■ **What you have to do**:
Gather all lines with the word "Australia" in them.

Data records
************

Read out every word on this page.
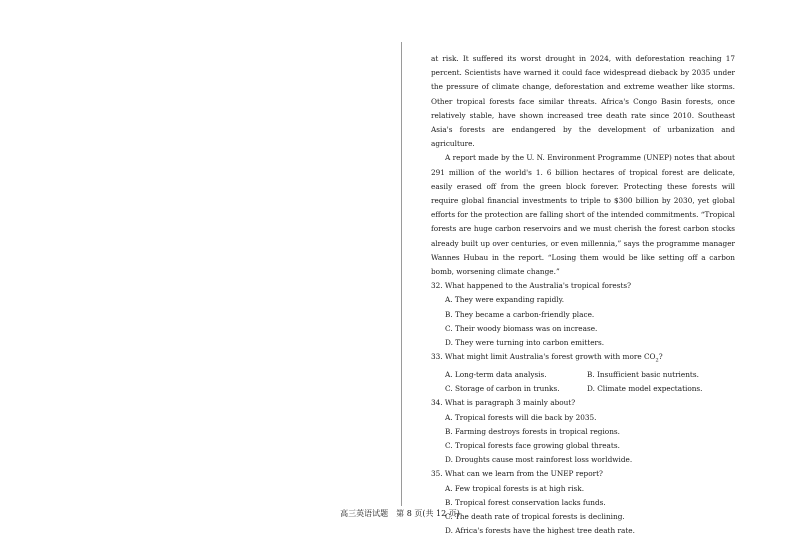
at risk. It suffered its worst drought in 2024, with deforestation reaching 17 percent. Scientists have warned it could face widespread dieback by 2035 under the pressure of climate change, deforestation and extreme weather like storms. Other tropical forests face similar threats. Africa's Congo Basin forests, once relatively stable, have shown increased tree death rate since 2010. Southeast Asia's forests are endangered by the development of urbanization and agriculture.

A report made by the U. N. Environment Programme (UNEP) notes that about 291 million of the world's 1. 6 billion hectares of tropical forest are delicate, easily erased off from the green block forever. Protecting these forests will require global financial investments to triple to $300 billion by 2030, yet global efforts for the protection are falling short of the intended commitments. “Tropical forests are huge carbon reservoirs and we must cherish the forest carbon stocks already built up over centuries, or even millennia,” says the programme manager Wannes Hubau in the report. “Losing them would be like setting off a carbon bomb, worsening climate change.”

32. What happened to the Australia's tropical forests?

A. They were expanding rapidly.

B. They became a carbon-friendly place.

C. Their woody biomass was on increase.

D. They were turning into carbon emitters.

33. What might limit Australia's forest growth with more $CO_2$?

A. Long-term data analysis.	B. Insufficient basic nutrients.
C. Storage of carbon in trunks.	D. Climate model expectations.

34. What is paragraph 3 mainly about?

A. Tropical forests will die back by 2035.

B. Farming destroys forests in tropical regions.

C. Tropical forests face growing global threats.

D. Droughts cause most rainforest loss worldwide.

35. What can we learn from the UNEP report?

A. Few tropical forests is at high risk.

B. Tropical forest conservation lacks funds.

C. The death rate of tropical forests is declining.

D. Africa's forests have the highest tree death rate.

高三英语试题　第 8 页(共 12 页)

************

■ **Worked solution**:
32. What happened to the Australia's tropical forests?
33. What might limit Australia's forest growth with more $CO_2$?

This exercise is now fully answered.